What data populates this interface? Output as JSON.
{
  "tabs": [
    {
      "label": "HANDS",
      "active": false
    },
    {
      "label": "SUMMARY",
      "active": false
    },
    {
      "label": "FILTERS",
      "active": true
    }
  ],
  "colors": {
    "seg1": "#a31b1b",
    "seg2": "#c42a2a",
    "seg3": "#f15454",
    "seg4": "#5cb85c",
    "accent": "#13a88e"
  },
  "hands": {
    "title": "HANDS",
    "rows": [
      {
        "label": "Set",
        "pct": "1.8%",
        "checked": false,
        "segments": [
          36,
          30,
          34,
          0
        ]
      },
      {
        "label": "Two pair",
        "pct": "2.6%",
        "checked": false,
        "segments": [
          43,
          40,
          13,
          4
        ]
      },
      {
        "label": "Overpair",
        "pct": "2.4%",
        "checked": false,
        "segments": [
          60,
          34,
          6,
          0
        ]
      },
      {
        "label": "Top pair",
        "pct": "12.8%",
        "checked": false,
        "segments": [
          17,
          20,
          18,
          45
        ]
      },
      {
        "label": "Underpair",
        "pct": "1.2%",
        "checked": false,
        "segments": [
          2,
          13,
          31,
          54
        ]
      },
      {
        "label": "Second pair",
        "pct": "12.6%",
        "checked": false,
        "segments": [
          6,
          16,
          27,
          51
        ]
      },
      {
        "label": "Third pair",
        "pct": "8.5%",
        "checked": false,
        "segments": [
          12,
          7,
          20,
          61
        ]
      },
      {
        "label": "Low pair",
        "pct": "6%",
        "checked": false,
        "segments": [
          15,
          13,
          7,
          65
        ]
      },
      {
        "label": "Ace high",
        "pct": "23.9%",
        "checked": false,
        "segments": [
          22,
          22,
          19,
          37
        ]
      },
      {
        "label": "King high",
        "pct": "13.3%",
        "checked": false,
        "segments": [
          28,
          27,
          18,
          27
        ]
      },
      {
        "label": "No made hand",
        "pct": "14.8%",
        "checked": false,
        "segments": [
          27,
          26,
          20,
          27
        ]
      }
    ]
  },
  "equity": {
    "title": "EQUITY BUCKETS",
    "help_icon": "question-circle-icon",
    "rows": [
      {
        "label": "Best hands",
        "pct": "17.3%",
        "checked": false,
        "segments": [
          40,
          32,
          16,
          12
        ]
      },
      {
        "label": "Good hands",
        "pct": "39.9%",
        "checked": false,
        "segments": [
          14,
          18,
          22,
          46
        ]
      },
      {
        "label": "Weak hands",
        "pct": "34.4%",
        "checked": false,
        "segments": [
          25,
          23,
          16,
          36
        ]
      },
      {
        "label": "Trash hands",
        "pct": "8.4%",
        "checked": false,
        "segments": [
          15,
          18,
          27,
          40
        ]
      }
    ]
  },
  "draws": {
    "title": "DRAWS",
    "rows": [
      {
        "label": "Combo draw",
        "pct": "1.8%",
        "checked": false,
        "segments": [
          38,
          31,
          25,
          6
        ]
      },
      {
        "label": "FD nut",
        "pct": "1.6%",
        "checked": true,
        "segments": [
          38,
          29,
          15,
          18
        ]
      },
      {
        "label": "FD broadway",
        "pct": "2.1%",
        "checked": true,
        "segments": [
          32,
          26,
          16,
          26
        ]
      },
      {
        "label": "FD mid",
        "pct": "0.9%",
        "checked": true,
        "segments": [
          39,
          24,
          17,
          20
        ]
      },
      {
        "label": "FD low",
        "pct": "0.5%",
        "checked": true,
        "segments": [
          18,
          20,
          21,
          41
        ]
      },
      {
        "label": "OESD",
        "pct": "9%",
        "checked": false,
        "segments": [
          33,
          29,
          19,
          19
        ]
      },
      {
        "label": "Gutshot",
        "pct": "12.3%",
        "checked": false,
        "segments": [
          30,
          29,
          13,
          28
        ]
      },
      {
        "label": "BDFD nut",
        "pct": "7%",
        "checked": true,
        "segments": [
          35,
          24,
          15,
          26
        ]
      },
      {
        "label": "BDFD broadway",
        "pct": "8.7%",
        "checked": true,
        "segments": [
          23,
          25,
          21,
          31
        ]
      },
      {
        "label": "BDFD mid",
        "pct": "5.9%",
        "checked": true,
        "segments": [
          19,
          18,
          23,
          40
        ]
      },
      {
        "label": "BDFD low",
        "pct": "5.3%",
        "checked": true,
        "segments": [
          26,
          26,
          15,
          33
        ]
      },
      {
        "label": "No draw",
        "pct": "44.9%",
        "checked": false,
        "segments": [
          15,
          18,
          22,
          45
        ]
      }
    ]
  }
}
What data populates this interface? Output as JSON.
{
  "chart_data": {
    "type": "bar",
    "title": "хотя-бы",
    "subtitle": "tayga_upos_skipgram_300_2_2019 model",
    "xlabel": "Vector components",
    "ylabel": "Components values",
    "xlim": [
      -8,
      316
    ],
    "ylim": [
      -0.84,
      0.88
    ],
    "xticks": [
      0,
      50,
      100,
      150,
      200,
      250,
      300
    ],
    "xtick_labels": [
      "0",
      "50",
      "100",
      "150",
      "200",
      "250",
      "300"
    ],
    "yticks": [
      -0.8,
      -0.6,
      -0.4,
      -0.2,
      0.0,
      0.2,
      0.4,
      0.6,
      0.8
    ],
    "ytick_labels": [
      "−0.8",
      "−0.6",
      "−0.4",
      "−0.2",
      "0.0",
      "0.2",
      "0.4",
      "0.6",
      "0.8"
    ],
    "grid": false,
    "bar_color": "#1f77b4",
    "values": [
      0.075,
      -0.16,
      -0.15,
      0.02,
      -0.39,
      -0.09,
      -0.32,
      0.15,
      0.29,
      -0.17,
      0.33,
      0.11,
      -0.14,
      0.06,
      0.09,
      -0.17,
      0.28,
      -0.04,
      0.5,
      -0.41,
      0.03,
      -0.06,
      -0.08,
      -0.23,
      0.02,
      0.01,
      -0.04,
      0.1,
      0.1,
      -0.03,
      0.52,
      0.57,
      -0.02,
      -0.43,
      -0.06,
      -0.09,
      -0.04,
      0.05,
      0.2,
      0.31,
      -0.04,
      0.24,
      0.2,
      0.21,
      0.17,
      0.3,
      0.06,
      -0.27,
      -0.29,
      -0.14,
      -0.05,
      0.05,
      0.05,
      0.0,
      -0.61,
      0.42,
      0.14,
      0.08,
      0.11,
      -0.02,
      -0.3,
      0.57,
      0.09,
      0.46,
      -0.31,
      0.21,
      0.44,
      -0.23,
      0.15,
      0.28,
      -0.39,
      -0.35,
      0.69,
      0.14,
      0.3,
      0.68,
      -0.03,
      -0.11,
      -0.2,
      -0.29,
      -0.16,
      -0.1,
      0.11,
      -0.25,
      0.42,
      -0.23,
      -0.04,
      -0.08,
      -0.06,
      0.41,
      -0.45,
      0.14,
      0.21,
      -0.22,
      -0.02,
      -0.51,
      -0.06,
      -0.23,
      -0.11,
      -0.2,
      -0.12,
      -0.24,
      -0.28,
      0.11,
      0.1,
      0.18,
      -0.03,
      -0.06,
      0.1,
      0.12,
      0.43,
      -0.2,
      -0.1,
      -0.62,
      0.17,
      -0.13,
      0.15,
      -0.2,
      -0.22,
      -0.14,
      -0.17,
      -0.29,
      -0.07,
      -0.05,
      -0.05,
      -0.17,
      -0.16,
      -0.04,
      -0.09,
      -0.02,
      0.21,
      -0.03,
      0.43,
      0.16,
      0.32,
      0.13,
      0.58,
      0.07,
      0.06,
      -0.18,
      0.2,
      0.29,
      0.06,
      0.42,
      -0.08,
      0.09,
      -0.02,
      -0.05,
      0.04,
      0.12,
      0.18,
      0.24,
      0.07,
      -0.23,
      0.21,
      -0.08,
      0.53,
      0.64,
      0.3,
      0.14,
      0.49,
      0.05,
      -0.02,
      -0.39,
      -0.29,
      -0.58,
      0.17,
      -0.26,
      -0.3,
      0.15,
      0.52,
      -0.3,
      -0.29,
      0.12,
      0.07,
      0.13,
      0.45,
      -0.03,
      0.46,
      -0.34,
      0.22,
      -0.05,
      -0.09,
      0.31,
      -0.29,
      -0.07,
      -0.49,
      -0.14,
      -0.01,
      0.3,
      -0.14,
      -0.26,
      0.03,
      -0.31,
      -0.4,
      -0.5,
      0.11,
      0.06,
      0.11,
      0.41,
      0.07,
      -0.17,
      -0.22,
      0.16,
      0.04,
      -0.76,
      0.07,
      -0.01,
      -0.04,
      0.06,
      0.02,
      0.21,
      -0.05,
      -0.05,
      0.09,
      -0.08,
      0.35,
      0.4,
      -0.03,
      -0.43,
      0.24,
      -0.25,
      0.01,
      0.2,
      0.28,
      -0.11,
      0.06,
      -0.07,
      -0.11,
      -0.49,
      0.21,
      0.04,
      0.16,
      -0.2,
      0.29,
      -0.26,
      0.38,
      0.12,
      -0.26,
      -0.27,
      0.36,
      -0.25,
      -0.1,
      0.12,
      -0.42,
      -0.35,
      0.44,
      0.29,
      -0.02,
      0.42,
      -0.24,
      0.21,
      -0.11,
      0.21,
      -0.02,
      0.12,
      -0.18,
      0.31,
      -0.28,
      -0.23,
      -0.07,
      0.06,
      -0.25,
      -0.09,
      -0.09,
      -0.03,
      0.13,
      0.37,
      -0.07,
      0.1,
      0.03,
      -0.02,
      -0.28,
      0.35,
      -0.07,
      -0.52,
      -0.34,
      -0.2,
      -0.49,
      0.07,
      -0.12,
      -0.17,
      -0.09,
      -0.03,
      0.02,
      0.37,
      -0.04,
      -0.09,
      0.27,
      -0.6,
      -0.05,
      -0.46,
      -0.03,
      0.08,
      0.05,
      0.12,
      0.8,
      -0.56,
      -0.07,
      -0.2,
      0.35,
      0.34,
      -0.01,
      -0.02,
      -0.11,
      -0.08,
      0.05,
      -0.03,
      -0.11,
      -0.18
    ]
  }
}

::::::::

Please list every line of the records that contains "BDFD".

• ANSWER FOR THE TASK:
        "label": "BDFD nut",
        "label": "BDFD broadway",
        "label": "BDFD mid",
        "label": "BDFD low",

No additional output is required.